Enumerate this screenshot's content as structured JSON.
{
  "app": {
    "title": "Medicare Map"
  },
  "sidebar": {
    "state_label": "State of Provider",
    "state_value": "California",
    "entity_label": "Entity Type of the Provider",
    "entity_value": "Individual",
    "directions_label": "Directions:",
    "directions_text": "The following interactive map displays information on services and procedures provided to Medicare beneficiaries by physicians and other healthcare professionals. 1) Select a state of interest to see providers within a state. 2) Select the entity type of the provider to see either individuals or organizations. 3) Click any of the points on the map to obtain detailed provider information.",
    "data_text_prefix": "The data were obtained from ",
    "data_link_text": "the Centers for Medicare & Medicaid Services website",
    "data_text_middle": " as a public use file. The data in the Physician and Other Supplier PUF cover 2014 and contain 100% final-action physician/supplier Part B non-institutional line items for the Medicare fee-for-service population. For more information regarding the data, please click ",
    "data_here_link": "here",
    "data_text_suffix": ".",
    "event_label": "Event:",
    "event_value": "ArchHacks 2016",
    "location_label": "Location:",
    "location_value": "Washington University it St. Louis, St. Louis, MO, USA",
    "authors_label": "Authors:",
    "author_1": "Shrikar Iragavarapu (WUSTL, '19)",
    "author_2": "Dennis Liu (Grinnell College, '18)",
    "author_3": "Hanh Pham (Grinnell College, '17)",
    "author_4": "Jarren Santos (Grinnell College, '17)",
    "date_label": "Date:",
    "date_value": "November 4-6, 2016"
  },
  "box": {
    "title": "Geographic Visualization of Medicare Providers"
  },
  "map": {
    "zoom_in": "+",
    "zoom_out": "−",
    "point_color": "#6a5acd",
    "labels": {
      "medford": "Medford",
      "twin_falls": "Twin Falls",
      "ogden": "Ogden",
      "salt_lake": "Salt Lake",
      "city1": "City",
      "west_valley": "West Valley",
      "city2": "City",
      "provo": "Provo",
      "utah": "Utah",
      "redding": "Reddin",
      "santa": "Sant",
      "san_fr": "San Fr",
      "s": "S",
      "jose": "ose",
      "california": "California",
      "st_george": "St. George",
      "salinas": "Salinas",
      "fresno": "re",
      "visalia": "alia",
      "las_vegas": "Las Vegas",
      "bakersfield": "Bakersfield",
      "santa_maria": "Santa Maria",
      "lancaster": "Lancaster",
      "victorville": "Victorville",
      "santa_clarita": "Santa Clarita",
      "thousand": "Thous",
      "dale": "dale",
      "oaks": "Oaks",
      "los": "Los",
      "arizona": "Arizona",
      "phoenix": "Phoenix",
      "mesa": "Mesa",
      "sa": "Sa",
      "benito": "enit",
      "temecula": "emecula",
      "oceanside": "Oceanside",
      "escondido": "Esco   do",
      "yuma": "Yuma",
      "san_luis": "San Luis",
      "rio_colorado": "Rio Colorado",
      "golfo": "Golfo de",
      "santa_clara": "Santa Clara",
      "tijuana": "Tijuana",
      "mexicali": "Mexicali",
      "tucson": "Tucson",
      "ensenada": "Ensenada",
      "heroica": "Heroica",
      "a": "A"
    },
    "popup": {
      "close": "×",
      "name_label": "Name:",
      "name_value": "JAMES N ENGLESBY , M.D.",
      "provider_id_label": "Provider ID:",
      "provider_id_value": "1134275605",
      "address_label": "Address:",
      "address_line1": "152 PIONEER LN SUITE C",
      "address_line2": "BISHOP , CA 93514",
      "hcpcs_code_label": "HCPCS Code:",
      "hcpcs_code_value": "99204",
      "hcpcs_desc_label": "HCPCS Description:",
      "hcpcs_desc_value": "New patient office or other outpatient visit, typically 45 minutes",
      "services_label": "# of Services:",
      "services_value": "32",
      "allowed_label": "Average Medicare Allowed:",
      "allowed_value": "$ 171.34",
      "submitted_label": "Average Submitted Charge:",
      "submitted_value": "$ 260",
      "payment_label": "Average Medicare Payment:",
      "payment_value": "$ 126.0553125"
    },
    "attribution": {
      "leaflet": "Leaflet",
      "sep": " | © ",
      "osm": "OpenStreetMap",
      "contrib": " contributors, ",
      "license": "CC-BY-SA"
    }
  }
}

┄┄┄┄┄┄┄┄┄┄

Exercise description.
Quote the data in full, keeping each word unchanged.

Response for this exercise.
Enumerate this screenshot's content as structured JSON.
{
  "app": {
    "title": "Medicare Map"
  },
  "sidebar": {
    "state_label": "State of Provider",
    "state_value": "California",
    "entity_label": "Entity Type of the Provider",
    "entity_value": "Individual",
    "directions_label": "Directions:",
    "directions_text": "The following interactive map displays information on services and procedures provided to Medicare beneficiaries by physicians and other healthcare professionals. 1) Select a state of interest to see providers within a state. 2) Select the entity type of the provider to see either individuals or organizations. 3) Click any of the points on the map to obtain detailed provider information.",
    "data_text_prefix": "The data were obtained from ",
    "data_link_text": "the Centers for Medicare & Medicaid Services website",
    "data_text_middle": " as a public use file. The data in the Physician and Other Supplier PUF cover 2014 and contain 100% final-action physician/supplier Part B non-institutional line items for the Medicare fee-for-service population. For more information regarding the data, please click ",
    "data_here_link": "here",
    "data_text_suffix": ".",
    "event_label": "Event:",
    "event_value": "ArchHacks 2016",
    "location_label": "Location:",
    "location_value": "Washington University it St. Louis, St. Louis, MO, USA",
    "authors_label": "Authors:",
    "author_1": "Shrikar Iragavarapu (WUSTL, '19)",
    "author_2": "Dennis Liu (Grinnell College, '18)",
    "author_3": "Hanh Pham (Grinnell College, '17)",
    "author_4": "Jarren Santos (Grinnell College, '17)",
    "date_label": "Date:",
    "date_value": "November 4-6, 2016"
  },
  "box": {
    "title": "Geographic Visualization of Medicare Providers"
  },
  "map": {
    "zoom_in": "+",
    "zoom_out": "−",
    "point_color": "#6a5acd",
    "labels": {
      "medford": "Medford",
      "twin_falls": "Twin Falls",
      "ogden": "Ogden",
      "salt_lake": "Salt Lake",
      "city1": "City",
      "west_valley": "West Valley",
      "city2": "City",
      "provo": "Provo",
      "utah": "Utah",
      "redding": "Reddin",
      "santa": "Sant",
      "san_fr": "San Fr",
      "s": "S",
      "jose": "ose",
      "california": "California",
      "st_george": "St. George",
      "salinas": "Salinas",
      "fresno": "re",
      "visalia": "alia",
      "las_vegas": "Las Vegas",
      "bakersfield": "Bakersfield",
      "santa_maria": "Santa Maria",
      "lancaster": "Lancaster",
      "victorville": "Victorville",
      "santa_clarita": "Santa Clarita",
      "thousand": "Thous",
      "dale": "dale",
      "oaks": "Oaks",
      "los": "Los",
      "arizona": "Arizona",
      "phoenix": "Phoenix",
      "mesa": "Mesa",
      "sa": "Sa",
      "benito": "enit",
      "temecula": "emecula",
      "oceanside": "Oceanside",
      "escondido": "Esco   do",
      "yuma": "Yuma",
      "san_luis": "San Luis",
      "rio_colorado": "Rio Colorado",
      "golfo": "Golfo de",
      "santa_clara": "Santa Clara",
      "tijuana": "Tijuana",
      "mexicali": "Mexicali",
      "tucson": "Tucson",
      "ensenada": "Ensenada",
      "heroica": "Heroica",
      "a": "A"
    },
    "popup": {
      "close": "×",
      "name_label": "Name:",
      "name_value": "JAMES N ENGLESBY , M.D.",
      "provider_id_label": "Provider ID:",
      "provider_id_value": "1134275605",
      "address_label": "Address:",
      "address_line1": "152 PIONEER LN SUITE C",
      "address_line2": "BISHOP , CA 93514",
      "hcpcs_code_label": "HCPCS Code:",
      "hcpcs_code_value": "99204",
      "hcpcs_desc_label": "HCPCS Description:",
      "hcpcs_desc_value": "New patient office or other outpatient visit, typically 45 minutes",
      "services_label": "# of Services:",
      "services_value": "32",
      "allowed_label": "Average Medicare Allowed:",
      "allowed_value": "$ 171.34",
      "submitted_label": "Average Submitted Charge:",
      "submitted_value": "$ 260",
      "payment_label": "Average Medicare Payment:",
      "payment_value": "$ 126.0553125"
    },
    "attribution": {
      "leaflet": "Leaflet",
      "sep": " | © ",
      "osm": "OpenStreetMap",
      "contrib": " contributors, ",
      "license": "CC-BY-SA"
    }
  }
}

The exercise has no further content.